+++ LISTED ENTRIES
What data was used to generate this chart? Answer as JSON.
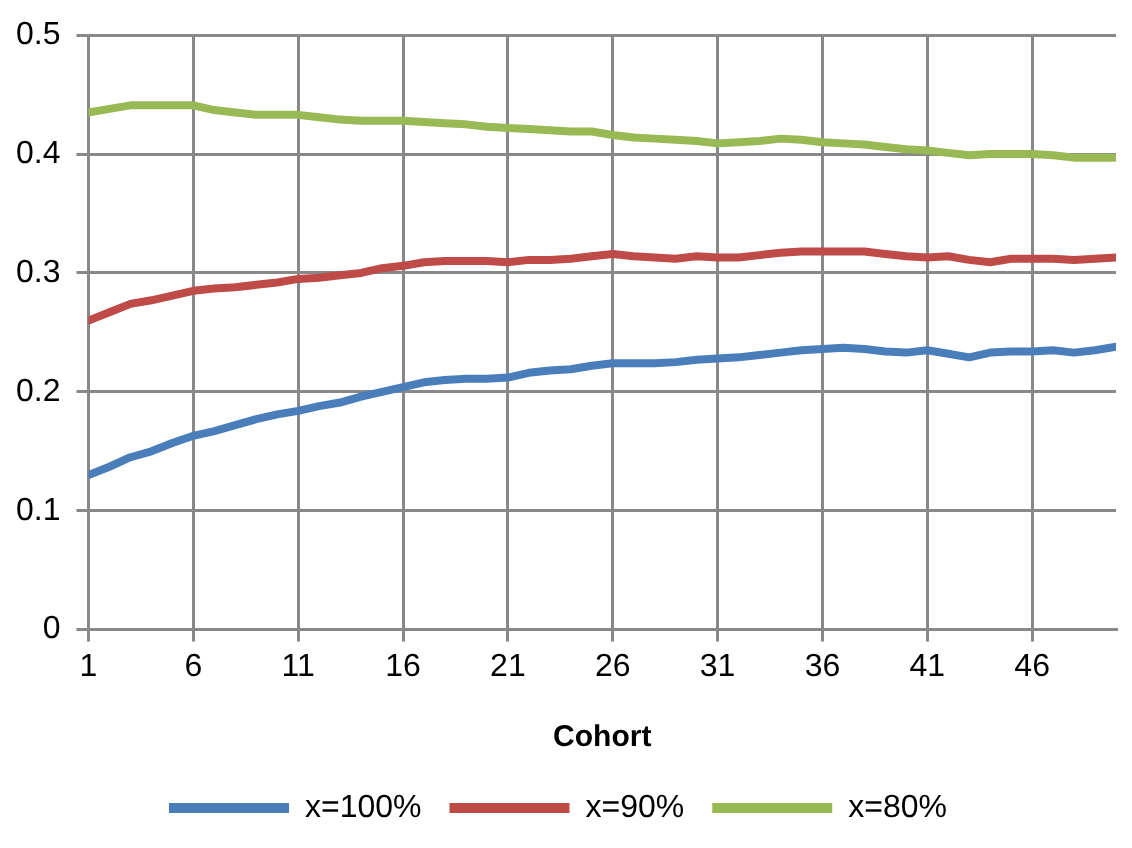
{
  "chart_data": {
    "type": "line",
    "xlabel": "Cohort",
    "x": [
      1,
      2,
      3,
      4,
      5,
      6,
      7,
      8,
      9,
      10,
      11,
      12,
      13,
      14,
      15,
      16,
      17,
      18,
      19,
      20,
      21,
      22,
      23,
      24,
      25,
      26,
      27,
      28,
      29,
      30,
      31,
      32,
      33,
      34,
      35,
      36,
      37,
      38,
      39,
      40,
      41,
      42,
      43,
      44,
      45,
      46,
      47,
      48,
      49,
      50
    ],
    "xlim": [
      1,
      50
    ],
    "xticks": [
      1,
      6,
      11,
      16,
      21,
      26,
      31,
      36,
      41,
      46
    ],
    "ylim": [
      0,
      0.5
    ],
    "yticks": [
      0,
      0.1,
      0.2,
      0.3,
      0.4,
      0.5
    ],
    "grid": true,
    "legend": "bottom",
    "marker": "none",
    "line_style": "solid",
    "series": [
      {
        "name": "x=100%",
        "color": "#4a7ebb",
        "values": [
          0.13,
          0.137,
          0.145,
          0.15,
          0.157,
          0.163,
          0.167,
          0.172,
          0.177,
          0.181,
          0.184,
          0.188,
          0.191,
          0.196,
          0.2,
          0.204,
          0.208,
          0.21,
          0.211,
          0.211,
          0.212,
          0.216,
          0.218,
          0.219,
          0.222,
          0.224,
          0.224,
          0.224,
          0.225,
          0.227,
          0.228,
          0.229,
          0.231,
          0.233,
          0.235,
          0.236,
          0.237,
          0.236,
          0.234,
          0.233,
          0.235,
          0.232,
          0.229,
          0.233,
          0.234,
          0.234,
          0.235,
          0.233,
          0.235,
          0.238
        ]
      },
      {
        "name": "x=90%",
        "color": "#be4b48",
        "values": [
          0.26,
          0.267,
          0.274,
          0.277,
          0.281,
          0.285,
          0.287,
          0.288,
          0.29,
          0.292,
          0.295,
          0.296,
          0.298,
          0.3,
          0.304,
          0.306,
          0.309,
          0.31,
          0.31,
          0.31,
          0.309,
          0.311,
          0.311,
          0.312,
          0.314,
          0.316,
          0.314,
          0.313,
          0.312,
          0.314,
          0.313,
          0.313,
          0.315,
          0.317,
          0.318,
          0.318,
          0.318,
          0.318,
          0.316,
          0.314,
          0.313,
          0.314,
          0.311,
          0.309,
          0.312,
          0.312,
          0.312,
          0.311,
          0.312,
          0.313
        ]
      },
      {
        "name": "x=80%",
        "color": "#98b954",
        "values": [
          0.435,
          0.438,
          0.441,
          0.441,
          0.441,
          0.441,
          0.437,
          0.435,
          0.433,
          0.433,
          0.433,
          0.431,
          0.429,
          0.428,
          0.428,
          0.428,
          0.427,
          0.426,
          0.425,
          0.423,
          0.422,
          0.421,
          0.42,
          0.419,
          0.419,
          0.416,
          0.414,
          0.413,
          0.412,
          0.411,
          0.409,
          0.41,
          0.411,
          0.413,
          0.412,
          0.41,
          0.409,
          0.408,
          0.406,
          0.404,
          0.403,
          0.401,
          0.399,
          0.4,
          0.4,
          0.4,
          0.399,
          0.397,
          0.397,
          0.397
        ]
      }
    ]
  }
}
++++++
+++ LISTED ENTRIES
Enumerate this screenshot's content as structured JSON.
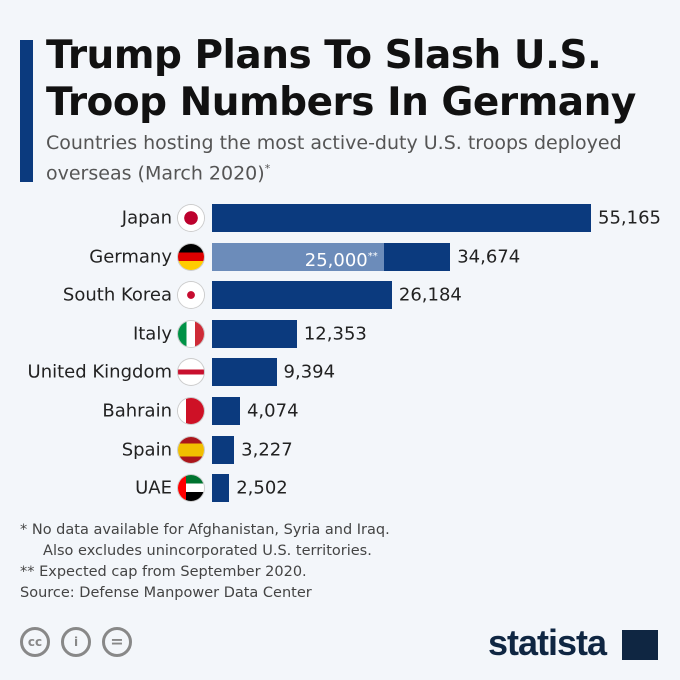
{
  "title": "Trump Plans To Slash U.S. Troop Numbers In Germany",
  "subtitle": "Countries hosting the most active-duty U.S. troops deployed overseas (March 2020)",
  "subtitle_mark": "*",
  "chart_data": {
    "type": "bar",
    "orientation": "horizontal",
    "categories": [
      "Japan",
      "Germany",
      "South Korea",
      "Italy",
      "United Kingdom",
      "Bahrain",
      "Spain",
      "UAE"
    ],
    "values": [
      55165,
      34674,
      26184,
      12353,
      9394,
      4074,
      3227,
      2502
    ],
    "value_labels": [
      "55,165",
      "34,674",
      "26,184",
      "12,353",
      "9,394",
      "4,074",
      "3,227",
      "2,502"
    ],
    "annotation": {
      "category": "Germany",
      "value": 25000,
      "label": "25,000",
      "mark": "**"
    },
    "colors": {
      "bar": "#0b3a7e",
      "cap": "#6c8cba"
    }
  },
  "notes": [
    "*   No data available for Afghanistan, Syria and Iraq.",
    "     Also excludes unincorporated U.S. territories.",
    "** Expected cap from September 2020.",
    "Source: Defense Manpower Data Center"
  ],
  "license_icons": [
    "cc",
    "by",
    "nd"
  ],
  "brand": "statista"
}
++++++
TASK INSTRUCTIONS:
Count all lines of the data that include "Germany". The answer is the number alone.

REPLY:
3